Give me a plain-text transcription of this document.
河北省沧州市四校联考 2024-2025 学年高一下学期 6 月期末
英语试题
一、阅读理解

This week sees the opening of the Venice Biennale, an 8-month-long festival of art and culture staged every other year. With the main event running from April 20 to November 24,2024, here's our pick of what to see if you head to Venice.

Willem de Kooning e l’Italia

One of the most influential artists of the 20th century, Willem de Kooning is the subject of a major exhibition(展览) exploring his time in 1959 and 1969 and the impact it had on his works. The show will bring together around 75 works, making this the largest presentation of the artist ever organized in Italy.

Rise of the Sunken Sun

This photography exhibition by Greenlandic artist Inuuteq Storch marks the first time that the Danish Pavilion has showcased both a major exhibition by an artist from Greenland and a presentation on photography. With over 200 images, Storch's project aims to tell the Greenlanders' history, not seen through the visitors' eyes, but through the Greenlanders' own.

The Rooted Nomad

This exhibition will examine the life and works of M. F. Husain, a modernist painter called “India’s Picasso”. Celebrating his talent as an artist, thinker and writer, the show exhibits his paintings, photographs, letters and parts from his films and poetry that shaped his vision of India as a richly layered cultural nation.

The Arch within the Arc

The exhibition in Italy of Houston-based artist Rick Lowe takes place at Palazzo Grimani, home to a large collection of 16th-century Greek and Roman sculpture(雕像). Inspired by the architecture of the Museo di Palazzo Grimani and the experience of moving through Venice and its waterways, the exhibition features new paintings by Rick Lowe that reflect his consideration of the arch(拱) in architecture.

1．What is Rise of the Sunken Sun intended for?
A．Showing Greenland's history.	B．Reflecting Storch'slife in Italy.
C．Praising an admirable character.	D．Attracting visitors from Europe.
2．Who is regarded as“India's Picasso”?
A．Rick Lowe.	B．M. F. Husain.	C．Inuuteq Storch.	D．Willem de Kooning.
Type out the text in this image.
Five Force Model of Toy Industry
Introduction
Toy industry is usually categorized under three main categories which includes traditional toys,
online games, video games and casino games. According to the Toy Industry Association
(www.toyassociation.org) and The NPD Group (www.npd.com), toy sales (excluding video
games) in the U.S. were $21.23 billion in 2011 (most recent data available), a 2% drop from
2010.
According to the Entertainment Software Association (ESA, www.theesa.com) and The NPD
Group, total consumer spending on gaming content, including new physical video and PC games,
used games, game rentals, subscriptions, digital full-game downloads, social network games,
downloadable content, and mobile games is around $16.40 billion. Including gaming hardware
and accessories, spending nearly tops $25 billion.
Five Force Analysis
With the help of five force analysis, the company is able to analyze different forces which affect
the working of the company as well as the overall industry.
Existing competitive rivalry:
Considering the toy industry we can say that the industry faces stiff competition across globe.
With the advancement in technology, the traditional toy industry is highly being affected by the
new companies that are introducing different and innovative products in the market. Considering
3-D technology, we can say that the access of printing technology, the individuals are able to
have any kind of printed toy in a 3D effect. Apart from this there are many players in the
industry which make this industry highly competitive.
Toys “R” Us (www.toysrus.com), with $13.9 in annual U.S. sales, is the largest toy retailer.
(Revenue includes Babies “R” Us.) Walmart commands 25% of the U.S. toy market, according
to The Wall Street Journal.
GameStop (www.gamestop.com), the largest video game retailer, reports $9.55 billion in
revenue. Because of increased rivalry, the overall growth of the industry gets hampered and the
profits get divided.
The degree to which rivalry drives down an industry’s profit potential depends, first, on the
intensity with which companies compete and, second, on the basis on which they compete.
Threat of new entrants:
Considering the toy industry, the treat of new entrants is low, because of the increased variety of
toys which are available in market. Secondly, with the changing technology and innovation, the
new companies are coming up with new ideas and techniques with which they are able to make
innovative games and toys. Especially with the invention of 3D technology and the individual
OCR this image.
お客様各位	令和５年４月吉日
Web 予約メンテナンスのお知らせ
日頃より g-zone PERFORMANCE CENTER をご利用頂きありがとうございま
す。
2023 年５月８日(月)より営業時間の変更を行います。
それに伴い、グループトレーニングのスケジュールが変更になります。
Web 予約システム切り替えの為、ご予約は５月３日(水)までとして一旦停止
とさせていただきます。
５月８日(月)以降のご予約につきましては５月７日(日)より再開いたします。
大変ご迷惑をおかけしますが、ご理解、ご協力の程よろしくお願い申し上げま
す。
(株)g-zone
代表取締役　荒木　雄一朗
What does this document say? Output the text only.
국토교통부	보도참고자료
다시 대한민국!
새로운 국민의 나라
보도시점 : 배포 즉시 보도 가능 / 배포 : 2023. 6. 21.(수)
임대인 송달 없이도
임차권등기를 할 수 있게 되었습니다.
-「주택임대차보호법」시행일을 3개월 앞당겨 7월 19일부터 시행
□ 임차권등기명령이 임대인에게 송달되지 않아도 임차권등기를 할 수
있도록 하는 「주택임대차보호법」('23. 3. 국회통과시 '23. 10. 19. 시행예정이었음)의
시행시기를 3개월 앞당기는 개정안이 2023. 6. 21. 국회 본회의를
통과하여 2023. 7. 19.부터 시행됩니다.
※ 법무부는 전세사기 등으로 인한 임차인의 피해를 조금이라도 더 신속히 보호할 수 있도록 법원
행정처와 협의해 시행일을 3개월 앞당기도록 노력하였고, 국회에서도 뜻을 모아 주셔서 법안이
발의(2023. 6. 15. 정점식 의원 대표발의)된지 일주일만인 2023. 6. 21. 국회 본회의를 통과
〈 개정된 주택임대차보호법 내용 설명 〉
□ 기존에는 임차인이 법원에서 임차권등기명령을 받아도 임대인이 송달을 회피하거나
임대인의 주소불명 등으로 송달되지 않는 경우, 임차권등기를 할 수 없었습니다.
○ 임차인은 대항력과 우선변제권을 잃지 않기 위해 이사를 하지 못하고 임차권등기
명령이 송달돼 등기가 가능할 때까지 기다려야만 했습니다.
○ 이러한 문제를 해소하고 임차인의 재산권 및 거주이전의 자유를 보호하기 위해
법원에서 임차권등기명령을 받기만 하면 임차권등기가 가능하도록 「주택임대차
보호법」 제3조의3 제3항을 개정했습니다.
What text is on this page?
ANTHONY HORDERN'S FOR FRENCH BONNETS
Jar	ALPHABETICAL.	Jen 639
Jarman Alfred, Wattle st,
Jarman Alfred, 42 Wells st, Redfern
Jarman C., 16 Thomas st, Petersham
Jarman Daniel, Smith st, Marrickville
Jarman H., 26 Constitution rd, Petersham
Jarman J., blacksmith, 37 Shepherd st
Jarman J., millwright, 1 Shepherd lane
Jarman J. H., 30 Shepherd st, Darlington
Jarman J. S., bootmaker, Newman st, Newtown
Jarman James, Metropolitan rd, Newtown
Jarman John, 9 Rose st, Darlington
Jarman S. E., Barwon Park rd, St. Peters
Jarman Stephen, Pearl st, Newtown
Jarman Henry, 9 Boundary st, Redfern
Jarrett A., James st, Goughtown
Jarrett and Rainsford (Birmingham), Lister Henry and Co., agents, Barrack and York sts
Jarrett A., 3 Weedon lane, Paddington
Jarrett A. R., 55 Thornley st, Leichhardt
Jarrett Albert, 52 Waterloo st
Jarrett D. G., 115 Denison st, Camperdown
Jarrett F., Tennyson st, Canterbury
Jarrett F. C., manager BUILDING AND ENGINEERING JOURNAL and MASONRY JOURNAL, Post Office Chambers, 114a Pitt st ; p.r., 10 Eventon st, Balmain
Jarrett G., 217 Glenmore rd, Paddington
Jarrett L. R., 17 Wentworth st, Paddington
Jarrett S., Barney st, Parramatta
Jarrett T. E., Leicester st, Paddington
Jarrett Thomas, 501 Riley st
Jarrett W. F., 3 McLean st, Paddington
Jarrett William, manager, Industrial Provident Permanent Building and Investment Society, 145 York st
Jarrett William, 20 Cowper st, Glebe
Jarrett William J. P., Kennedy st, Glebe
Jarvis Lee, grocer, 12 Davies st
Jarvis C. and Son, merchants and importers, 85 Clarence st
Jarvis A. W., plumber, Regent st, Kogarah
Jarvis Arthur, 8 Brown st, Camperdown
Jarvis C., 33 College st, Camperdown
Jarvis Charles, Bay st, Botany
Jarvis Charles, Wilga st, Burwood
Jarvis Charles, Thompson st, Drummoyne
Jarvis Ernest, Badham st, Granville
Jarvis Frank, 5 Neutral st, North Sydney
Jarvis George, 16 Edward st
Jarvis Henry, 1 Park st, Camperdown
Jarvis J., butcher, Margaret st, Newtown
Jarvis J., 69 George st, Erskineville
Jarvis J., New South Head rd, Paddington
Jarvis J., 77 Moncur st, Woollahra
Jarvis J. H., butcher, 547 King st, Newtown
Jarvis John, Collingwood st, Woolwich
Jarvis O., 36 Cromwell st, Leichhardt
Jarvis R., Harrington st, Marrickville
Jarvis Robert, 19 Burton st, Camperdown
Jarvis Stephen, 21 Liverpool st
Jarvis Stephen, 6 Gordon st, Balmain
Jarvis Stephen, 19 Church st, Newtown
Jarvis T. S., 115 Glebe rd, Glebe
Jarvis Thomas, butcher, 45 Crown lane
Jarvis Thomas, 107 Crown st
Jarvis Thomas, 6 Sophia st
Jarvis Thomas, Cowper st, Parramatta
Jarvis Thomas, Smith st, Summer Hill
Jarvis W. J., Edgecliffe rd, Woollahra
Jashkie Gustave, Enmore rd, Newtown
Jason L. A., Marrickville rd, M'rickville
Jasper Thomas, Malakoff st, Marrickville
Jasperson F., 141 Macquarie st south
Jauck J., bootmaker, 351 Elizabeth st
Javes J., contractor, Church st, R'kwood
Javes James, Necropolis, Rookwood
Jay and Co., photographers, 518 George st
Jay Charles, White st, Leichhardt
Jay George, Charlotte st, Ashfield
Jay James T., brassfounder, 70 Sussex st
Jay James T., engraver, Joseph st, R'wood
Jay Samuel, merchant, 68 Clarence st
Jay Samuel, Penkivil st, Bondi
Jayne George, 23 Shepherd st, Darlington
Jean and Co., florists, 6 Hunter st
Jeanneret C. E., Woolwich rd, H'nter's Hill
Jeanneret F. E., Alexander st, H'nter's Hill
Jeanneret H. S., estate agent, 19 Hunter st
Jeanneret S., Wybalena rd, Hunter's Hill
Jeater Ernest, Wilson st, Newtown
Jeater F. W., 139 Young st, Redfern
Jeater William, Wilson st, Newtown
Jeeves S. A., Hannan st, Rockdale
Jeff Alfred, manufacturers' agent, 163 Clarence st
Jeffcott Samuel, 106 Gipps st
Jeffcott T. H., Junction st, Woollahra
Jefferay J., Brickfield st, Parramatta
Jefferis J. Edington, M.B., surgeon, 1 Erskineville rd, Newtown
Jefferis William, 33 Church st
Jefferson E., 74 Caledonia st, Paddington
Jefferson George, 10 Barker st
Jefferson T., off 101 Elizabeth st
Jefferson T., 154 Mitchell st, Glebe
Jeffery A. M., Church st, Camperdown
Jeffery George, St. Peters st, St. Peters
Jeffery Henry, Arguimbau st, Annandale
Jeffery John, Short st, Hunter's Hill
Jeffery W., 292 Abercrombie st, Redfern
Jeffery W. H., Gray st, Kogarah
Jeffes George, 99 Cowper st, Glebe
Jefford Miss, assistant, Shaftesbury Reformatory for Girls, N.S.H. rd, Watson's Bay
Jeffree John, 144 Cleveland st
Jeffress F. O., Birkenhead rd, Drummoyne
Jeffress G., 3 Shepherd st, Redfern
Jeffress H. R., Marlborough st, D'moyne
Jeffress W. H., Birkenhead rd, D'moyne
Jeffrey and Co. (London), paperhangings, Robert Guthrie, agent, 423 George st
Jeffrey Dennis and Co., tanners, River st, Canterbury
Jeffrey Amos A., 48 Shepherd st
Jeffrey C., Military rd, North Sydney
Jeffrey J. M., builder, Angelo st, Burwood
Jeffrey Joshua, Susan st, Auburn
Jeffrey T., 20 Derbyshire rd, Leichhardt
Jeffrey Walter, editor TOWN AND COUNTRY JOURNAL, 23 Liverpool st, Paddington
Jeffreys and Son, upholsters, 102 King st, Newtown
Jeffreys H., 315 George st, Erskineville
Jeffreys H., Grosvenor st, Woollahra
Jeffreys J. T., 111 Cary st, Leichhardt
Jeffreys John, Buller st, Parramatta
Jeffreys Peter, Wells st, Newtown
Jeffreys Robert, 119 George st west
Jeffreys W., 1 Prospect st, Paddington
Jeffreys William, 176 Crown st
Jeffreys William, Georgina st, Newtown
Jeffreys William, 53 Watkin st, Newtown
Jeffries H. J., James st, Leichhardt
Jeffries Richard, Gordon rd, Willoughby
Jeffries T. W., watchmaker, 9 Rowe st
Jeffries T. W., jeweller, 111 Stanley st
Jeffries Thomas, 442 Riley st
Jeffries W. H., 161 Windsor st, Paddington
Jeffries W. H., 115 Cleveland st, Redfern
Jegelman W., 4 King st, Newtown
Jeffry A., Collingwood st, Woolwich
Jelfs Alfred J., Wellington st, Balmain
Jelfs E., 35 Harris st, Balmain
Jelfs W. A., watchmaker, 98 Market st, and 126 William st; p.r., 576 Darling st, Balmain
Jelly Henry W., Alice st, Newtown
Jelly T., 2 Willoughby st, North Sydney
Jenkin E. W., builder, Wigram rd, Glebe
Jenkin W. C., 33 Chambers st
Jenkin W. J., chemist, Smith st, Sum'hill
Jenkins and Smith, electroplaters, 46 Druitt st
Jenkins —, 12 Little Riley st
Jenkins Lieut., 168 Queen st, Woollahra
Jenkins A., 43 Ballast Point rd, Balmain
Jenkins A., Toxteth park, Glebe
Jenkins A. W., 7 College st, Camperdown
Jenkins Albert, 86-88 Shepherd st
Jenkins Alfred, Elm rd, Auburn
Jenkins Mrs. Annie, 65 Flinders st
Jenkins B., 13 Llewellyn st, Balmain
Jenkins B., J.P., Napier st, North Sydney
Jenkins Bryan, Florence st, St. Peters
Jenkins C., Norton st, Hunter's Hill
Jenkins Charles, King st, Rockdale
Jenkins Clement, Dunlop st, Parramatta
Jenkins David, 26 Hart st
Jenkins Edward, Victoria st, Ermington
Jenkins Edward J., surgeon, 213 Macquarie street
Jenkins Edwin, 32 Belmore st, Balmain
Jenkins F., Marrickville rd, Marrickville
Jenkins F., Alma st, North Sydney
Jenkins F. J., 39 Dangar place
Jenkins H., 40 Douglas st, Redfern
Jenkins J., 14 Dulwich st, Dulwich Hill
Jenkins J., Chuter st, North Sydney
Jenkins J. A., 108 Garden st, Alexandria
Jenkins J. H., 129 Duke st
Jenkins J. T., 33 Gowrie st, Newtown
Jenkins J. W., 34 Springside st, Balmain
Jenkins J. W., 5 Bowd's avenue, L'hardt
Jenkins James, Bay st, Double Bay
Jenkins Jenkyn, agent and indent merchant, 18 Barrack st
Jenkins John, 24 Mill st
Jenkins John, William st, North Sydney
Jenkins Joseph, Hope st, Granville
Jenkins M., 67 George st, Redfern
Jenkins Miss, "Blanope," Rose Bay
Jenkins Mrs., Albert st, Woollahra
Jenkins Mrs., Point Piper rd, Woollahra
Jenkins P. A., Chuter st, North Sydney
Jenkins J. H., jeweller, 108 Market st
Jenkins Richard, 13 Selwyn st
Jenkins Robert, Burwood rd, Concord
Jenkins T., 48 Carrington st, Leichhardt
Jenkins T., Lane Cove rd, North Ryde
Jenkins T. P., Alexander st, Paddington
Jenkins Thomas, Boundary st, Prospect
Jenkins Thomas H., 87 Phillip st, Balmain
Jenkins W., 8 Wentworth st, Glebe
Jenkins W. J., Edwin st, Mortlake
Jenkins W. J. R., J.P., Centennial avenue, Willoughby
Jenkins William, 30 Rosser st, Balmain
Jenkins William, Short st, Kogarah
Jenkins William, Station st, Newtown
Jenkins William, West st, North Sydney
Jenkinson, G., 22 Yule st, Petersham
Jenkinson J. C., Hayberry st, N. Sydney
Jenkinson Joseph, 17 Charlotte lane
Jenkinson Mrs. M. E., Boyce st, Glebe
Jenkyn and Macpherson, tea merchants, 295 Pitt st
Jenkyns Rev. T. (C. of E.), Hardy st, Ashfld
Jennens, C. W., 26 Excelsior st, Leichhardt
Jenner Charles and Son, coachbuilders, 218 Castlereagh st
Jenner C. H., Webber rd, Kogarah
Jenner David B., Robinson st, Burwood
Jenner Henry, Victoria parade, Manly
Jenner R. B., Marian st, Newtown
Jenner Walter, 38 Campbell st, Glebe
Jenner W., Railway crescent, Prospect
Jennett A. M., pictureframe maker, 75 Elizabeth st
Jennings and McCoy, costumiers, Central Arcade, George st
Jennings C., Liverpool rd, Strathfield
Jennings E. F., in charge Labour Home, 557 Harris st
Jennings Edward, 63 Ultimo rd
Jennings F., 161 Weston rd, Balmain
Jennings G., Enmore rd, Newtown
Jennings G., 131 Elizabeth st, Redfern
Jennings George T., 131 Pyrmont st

== == ==

§ WHAT IS ASKED
Search the data for "rivalry" and list every line in which it occurs.

§ RESPONSE TO THIS EXERCISE
Existing competitive rivalry:
revenue. Because of increased rivalry, the overall growth of the industry gets hampered and the
The degree to which rivalry drives down an industry’s profit potential depends, first, on the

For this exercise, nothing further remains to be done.